══ SOURCE RECORDS ══

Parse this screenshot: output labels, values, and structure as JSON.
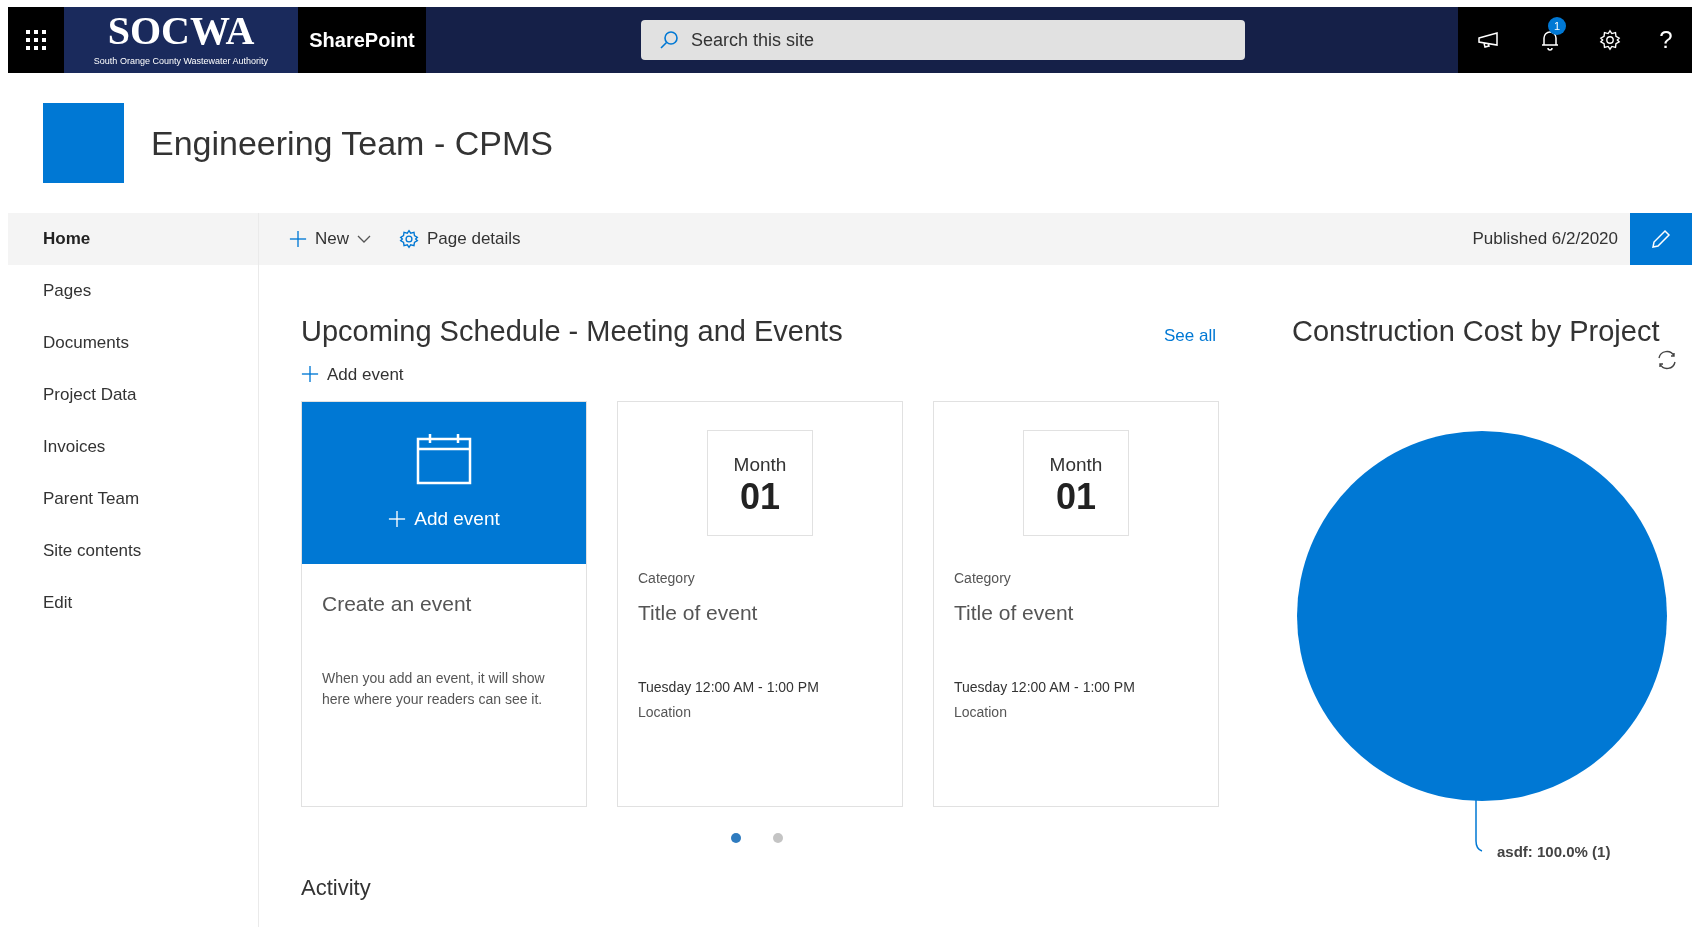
{
  "suite_bar": {
    "org_name": "SOCWA",
    "org_subtitle": "South Orange County Wastewater Authority",
    "app_name": "SharePoint",
    "search": {
      "placeholder": "Search this site"
    },
    "notification_count": "1",
    "help": "?"
  },
  "site": {
    "title": "Engineering Team - CPMS"
  },
  "nav": [
    {
      "label": "Home",
      "selected": true
    },
    {
      "label": "Pages",
      "selected": false
    },
    {
      "label": "Documents",
      "selected": false
    },
    {
      "label": "Project Data",
      "selected": false
    },
    {
      "label": "Invoices",
      "selected": false
    },
    {
      "label": "Parent Team",
      "selected": false
    },
    {
      "label": "Site contents",
      "selected": false
    },
    {
      "label": "Edit",
      "selected": false
    }
  ],
  "command_bar": {
    "new": "New",
    "page_details": "Page details",
    "published": "Published 6/2/2020"
  },
  "events": {
    "title": "Upcoming Schedule - Meeting and Events",
    "see_all": "See all",
    "add_event": "Add event",
    "cards": [
      {
        "kind": "add",
        "button": "Add event",
        "title": "Create an event",
        "text": "When you add an event, it will show here where your readers can see it."
      },
      {
        "kind": "event",
        "month": "Month",
        "day": "01",
        "category": "Category",
        "title": "Title of event",
        "time": "Tuesday 12:00 AM - 1:00 PM",
        "location": "Location"
      },
      {
        "kind": "event",
        "month": "Month",
        "day": "01",
        "category": "Category",
        "title": "Title of event",
        "time": "Tuesday 12:00 AM - 1:00 PM",
        "location": "Location"
      }
    ],
    "pages": [
      {
        "selected": true
      },
      {
        "selected": false
      }
    ]
  },
  "chart": {
    "title": "Construction Cost by Project",
    "chart_data": {
      "type": "pie",
      "values": [
        1
      ],
      "value_labels": [
        "asdf: 100.0% (1)"
      ]
    }
  },
  "activity": {
    "title": "Activity"
  }
}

═══

The records above must be echoed exactly, minus their pictures.

ANSWER BELOW
Parse this screenshot: output labels, values, and structure as JSON.
{
  "suite_bar": {
    "org_name": "SOCWA",
    "org_subtitle": "South Orange County Wastewater Authority",
    "app_name": "SharePoint",
    "search": {
      "placeholder": "Search this site"
    },
    "notification_count": "1",
    "help": "?"
  },
  "site": {
    "title": "Engineering Team - CPMS"
  },
  "nav": [
    {
      "label": "Home",
      "selected": true
    },
    {
      "label": "Pages",
      "selected": false
    },
    {
      "label": "Documents",
      "selected": false
    },
    {
      "label": "Project Data",
      "selected": false
    },
    {
      "label": "Invoices",
      "selected": false
    },
    {
      "label": "Parent Team",
      "selected": false
    },
    {
      "label": "Site contents",
      "selected": false
    },
    {
      "label": "Edit",
      "selected": false
    }
  ],
  "command_bar": {
    "new": "New",
    "page_details": "Page details",
    "published": "Published 6/2/2020"
  },
  "events": {
    "title": "Upcoming Schedule - Meeting and Events",
    "see_all": "See all",
    "add_event": "Add event",
    "cards": [
      {
        "kind": "add",
        "button": "Add event",
        "title": "Create an event",
        "text": "When you add an event, it will show here where your readers can see it."
      },
      {
        "kind": "event",
        "month": "Month",
        "day": "01",
        "category": "Category",
        "title": "Title of event",
        "time": "Tuesday 12:00 AM - 1:00 PM",
        "location": "Location"
      },
      {
        "kind": "event",
        "month": "Month",
        "day": "01",
        "category": "Category",
        "title": "Title of event",
        "time": "Tuesday 12:00 AM - 1:00 PM",
        "location": "Location"
      }
    ],
    "pages": [
      {
        "selected": true
      },
      {
        "selected": false
      }
    ]
  },
  "chart": {
    "title": "Construction Cost by Project",
    "chart_data": {
      "type": "pie",
      "values": [
        1
      ],
      "value_labels": [
        "asdf: 100.0% (1)"
      ]
    }
  },
  "activity": {
    "title": "Activity"
  }
}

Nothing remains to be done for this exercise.